PROVIDED DATA:
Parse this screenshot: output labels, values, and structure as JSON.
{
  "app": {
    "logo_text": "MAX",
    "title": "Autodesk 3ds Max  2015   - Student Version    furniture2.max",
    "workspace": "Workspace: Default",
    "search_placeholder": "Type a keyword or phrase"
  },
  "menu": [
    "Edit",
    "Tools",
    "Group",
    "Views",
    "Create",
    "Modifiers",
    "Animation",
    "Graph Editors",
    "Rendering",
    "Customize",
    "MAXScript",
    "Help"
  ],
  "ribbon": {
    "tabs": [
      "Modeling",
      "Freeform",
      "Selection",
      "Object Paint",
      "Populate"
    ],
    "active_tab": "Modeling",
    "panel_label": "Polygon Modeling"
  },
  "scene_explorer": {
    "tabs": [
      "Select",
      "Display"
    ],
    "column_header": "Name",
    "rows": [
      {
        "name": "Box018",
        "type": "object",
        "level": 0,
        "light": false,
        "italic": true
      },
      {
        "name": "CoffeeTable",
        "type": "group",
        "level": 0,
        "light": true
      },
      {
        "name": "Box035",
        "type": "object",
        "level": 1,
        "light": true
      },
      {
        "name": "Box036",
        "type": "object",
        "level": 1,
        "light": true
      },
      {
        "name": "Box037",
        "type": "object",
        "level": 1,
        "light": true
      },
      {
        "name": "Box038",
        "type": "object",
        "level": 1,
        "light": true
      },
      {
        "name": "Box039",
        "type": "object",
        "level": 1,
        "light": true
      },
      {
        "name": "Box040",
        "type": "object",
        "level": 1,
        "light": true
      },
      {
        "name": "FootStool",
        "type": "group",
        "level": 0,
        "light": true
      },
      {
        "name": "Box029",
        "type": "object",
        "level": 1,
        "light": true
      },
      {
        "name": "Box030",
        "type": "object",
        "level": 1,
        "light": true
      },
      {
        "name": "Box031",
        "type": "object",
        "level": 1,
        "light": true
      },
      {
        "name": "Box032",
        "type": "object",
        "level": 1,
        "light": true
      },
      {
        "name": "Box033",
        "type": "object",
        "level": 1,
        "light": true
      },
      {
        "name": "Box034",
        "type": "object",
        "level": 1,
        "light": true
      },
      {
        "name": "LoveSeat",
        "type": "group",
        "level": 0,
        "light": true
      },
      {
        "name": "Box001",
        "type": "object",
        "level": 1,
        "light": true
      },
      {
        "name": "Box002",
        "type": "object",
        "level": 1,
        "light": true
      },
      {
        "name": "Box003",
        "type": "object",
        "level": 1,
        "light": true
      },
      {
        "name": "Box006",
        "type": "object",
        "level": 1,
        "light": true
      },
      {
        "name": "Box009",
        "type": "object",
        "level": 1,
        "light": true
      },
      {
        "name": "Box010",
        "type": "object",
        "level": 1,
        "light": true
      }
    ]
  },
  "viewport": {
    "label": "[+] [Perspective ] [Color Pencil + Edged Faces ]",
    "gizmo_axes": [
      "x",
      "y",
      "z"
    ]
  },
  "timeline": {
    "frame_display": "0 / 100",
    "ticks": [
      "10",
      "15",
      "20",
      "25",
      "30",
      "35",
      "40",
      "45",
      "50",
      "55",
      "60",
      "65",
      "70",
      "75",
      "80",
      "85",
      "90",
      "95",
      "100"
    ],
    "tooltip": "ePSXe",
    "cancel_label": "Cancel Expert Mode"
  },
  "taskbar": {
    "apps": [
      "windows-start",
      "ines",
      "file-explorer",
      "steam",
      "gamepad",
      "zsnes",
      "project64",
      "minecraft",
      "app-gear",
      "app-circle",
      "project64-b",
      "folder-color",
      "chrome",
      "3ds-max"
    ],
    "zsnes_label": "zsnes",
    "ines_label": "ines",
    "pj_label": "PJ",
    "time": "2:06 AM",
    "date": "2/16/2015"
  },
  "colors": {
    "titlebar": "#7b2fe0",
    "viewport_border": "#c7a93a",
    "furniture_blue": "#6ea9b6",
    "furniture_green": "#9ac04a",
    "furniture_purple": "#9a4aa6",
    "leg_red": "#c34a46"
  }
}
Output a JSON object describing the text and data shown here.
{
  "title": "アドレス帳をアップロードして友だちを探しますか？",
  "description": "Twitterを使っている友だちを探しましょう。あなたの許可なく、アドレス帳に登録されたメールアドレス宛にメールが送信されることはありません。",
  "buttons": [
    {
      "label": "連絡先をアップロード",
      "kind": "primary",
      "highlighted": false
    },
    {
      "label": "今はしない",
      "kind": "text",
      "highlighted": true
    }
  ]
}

TASK INSTRUCTIONS: Extract the full listing and reproduce each line exactly.

TASK SOLUTION:
Parse this screenshot: output labels, values, and structure as JSON.
{
  "app": {
    "logo_text": "MAX",
    "title": "Autodesk 3ds Max  2015   - Student Version    furniture2.max",
    "workspace": "Workspace: Default",
    "search_placeholder": "Type a keyword or phrase"
  },
  "menu": [
    "Edit",
    "Tools",
    "Group",
    "Views",
    "Create",
    "Modifiers",
    "Animation",
    "Graph Editors",
    "Rendering",
    "Customize",
    "MAXScript",
    "Help"
  ],
  "ribbon": {
    "tabs": [
      "Modeling",
      "Freeform",
      "Selection",
      "Object Paint",
      "Populate"
    ],
    "active_tab": "Modeling",
    "panel_label": "Polygon Modeling"
  },
  "scene_explorer": {
    "tabs": [
      "Select",
      "Display"
    ],
    "column_header": "Name",
    "rows": [
      {
        "name": "Box018",
        "type": "object",
        "level": 0,
        "light": false,
        "italic": true
      },
      {
        "name": "CoffeeTable",
        "type": "group",
        "level": 0,
        "light": true
      },
      {
        "name": "Box035",
        "type": "object",
        "level": 1,
        "light": true
      },
      {
        "name": "Box036",
        "type": "object",
        "level": 1,
        "light": true
      },
      {
        "name": "Box037",
        "type": "object",
        "level": 1,
        "light": true
      },
      {
        "name": "Box038",
        "type": "object",
        "level": 1,
        "light": true
      },
      {
        "name": "Box039",
        "type": "object",
        "level": 1,
        "light": true
      },
      {
        "name": "Box040",
        "type": "object",
        "level": 1,
        "light": true
      },
      {
        "name": "FootStool",
        "type": "group",
        "level": 0,
        "light": true
      },
      {
        "name": "Box029",
        "type": "object",
        "level": 1,
        "light": true
      },
      {
        "name": "Box030",
        "type": "object",
        "level": 1,
        "light": true
      },
      {
        "name": "Box031",
        "type": "object",
        "level": 1,
        "light": true
      },
      {
        "name": "Box032",
        "type": "object",
        "level": 1,
        "light": true
      },
      {
        "name": "Box033",
        "type": "object",
        "level": 1,
        "light": true
      },
      {
        "name": "Box034",
        "type": "object",
        "level": 1,
        "light": true
      },
      {
        "name": "LoveSeat",
        "type": "group",
        "level": 0,
        "light": true
      },
      {
        "name": "Box001",
        "type": "object",
        "level": 1,
        "light": true
      },
      {
        "name": "Box002",
        "type": "object",
        "level": 1,
        "light": true
      },
      {
        "name": "Box003",
        "type": "object",
        "level": 1,
        "light": true
      },
      {
        "name": "Box006",
        "type": "object",
        "level": 1,
        "light": true
      },
      {
        "name": "Box009",
        "type": "object",
        "level": 1,
        "light": true
      },
      {
        "name": "Box010",
        "type": "object",
        "level": 1,
        "light": true
      }
    ]
  },
  "viewport": {
    "label": "[+] [Perspective ] [Color Pencil + Edged Faces ]",
    "gizmo_axes": [
      "x",
      "y",
      "z"
    ]
  },
  "timeline": {
    "frame_display": "0 / 100",
    "ticks": [
      "10",
      "15",
      "20",
      "25",
      "30",
      "35",
      "40",
      "45",
      "50",
      "55",
      "60",
      "65",
      "70",
      "75",
      "80",
      "85",
      "90",
      "95",
      "100"
    ],
    "tooltip": "ePSXe",
    "cancel_label": "Cancel Expert Mode"
  },
  "taskbar": {
    "apps": [
      "windows-start",
      "ines",
      "file-explorer",
      "steam",
      "gamepad",
      "zsnes",
      "project64",
      "minecraft",
      "app-gear",
      "app-circle",
      "project64-b",
      "folder-color",
      "chrome",
      "3ds-max"
    ],
    "zsnes_label": "zsnes",
    "ines_label": "ines",
    "pj_label": "PJ",
    "time": "2:06 AM",
    "date": "2/16/2015"
  },
  "colors": {
    "titlebar": "#7b2fe0",
    "viewport_border": "#c7a93a",
    "furniture_blue": "#6ea9b6",
    "furniture_green": "#9ac04a",
    "furniture_purple": "#9a4aa6",
    "leg_red": "#c34a46"
  }
}
Output a JSON object describing the text and data shown here.
{
  "title": "アドレス帳をアップロードして友だちを探しますか？",
  "description": "Twitterを使っている友だちを探しましょう。あなたの許可なく、アドレス帳に登録されたメールアドレス宛にメールが送信されることはありません。",
  "buttons": [
    {
      "label": "連絡先をアップロード",
      "kind": "primary",
      "highlighted": false
    },
    {
      "label": "今はしない",
      "kind": "text",
      "highlighted": true
    }
  ]
}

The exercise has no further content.